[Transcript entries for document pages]
___

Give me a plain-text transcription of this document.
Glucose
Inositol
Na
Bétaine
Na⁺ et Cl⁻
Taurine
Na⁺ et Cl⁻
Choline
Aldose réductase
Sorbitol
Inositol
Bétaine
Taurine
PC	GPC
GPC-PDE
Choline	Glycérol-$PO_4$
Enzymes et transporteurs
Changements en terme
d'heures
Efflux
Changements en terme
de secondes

___

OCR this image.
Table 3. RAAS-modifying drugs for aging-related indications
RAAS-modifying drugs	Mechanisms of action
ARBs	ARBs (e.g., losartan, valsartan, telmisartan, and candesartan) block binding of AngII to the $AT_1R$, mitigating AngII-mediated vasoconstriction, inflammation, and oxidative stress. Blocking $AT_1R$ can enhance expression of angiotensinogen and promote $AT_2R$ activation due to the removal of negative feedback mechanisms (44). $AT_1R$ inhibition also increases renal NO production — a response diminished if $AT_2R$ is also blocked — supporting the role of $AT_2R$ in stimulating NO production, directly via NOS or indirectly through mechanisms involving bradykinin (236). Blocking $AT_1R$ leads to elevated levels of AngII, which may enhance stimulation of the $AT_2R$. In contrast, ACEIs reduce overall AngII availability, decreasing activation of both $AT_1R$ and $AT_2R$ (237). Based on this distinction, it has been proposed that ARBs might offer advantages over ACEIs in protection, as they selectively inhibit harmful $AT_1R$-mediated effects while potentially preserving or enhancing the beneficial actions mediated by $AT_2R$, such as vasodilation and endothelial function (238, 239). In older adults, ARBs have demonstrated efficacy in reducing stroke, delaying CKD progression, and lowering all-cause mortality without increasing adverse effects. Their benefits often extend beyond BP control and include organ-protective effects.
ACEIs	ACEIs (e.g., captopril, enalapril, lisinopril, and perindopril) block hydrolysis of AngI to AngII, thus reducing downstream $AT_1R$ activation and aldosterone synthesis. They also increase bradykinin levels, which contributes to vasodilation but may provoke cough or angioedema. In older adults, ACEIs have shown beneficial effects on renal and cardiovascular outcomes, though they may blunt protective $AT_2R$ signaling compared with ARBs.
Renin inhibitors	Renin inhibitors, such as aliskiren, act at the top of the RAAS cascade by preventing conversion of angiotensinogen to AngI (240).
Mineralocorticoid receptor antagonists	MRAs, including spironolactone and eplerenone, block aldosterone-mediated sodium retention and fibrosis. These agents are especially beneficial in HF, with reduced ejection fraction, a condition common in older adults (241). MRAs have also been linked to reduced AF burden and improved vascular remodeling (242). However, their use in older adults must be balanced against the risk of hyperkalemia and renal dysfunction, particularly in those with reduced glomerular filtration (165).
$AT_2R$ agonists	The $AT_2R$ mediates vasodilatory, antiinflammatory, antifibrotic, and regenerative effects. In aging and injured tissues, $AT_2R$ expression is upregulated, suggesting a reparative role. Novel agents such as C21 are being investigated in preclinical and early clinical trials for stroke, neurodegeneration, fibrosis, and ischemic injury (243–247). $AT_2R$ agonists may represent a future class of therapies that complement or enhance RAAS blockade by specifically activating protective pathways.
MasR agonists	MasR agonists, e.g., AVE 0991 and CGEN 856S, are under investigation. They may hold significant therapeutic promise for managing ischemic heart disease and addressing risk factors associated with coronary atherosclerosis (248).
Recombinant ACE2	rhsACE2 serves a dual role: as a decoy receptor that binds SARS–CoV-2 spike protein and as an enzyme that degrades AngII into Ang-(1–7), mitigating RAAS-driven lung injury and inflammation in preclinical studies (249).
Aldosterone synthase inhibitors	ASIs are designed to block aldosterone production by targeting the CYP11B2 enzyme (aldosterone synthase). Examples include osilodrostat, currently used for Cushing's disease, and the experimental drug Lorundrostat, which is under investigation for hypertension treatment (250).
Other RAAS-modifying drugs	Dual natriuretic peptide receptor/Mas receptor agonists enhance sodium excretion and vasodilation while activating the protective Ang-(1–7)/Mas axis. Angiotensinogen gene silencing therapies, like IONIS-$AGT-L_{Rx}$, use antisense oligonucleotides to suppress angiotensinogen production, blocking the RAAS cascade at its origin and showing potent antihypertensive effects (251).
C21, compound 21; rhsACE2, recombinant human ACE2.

___

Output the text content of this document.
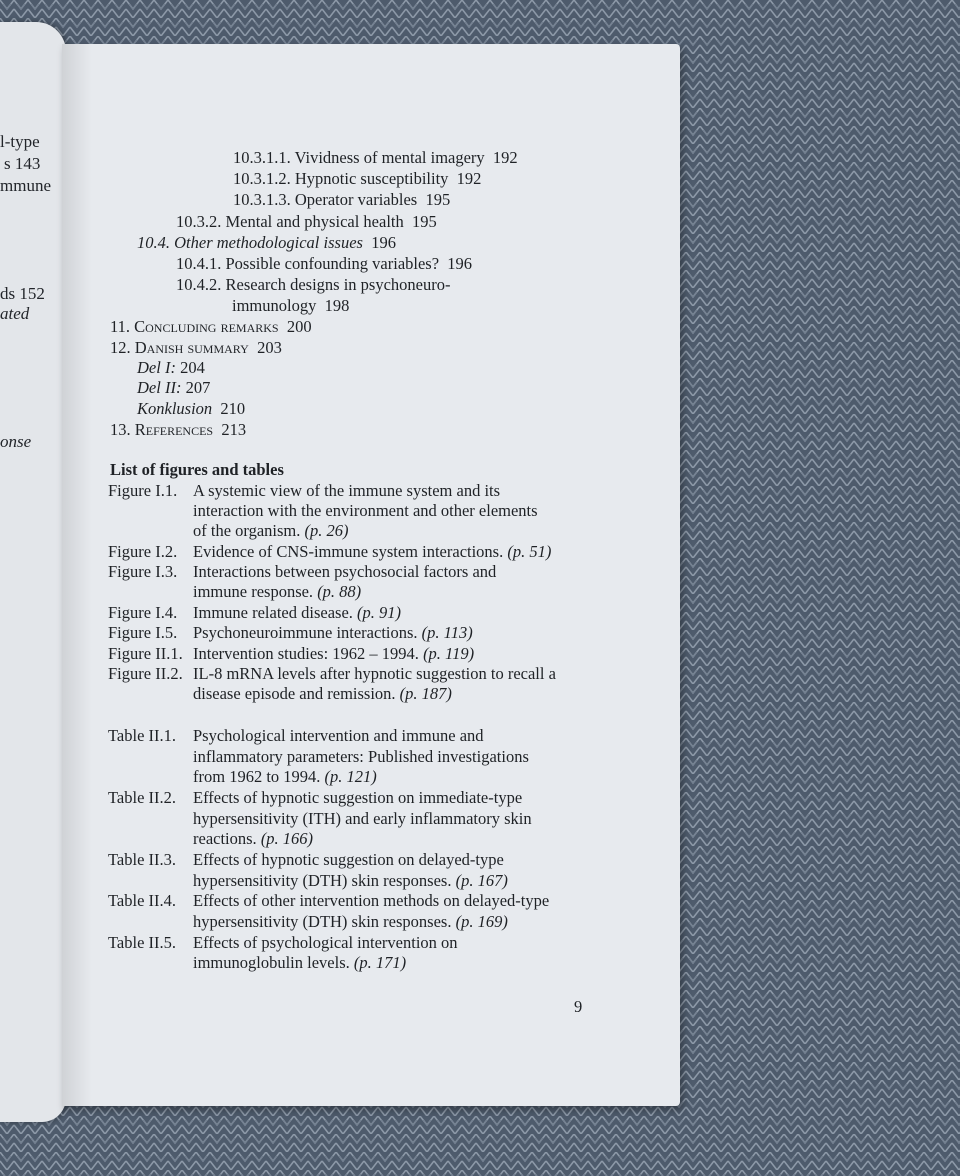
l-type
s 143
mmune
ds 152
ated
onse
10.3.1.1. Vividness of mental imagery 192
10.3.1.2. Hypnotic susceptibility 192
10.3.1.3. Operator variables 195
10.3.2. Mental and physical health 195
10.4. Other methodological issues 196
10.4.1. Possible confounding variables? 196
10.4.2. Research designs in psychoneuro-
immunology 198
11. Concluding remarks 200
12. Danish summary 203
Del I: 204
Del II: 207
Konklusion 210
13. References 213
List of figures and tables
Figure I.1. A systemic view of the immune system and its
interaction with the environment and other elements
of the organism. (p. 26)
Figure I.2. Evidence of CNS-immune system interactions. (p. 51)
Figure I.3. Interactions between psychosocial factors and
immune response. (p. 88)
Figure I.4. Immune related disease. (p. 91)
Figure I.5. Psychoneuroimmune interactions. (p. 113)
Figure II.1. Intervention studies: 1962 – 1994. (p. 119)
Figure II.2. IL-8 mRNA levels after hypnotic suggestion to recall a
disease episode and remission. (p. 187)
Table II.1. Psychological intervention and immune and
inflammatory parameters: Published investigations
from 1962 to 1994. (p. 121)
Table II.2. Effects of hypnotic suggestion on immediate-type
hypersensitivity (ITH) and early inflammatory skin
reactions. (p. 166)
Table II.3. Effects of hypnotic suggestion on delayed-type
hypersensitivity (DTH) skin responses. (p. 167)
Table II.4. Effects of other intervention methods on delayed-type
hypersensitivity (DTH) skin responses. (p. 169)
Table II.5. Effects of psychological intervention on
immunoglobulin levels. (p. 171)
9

___

**Exercise objective**
Among the records above, find each line containing the string "drugs" and copy it.

**Expected answer**
Table 3. RAAS-modifying drugs for aging-related indications
RAAS-modifying drugs	Mechanisms of action
Other RAAS-modifying drugs	Dual natriuretic peptide receptor/Mas receptor agonists enhance sodium excretion and vasodilation while activating the protective Ang-(1–7)/Mas axis. Angiotensinogen gene silencing therapies, like IONIS-$AGT-L_{Rx}$, use antisense oligonucleotides to suppress angiotensinogen production, blocking the RAAS cascade at its origin and showing potent antihypertensive effects (251).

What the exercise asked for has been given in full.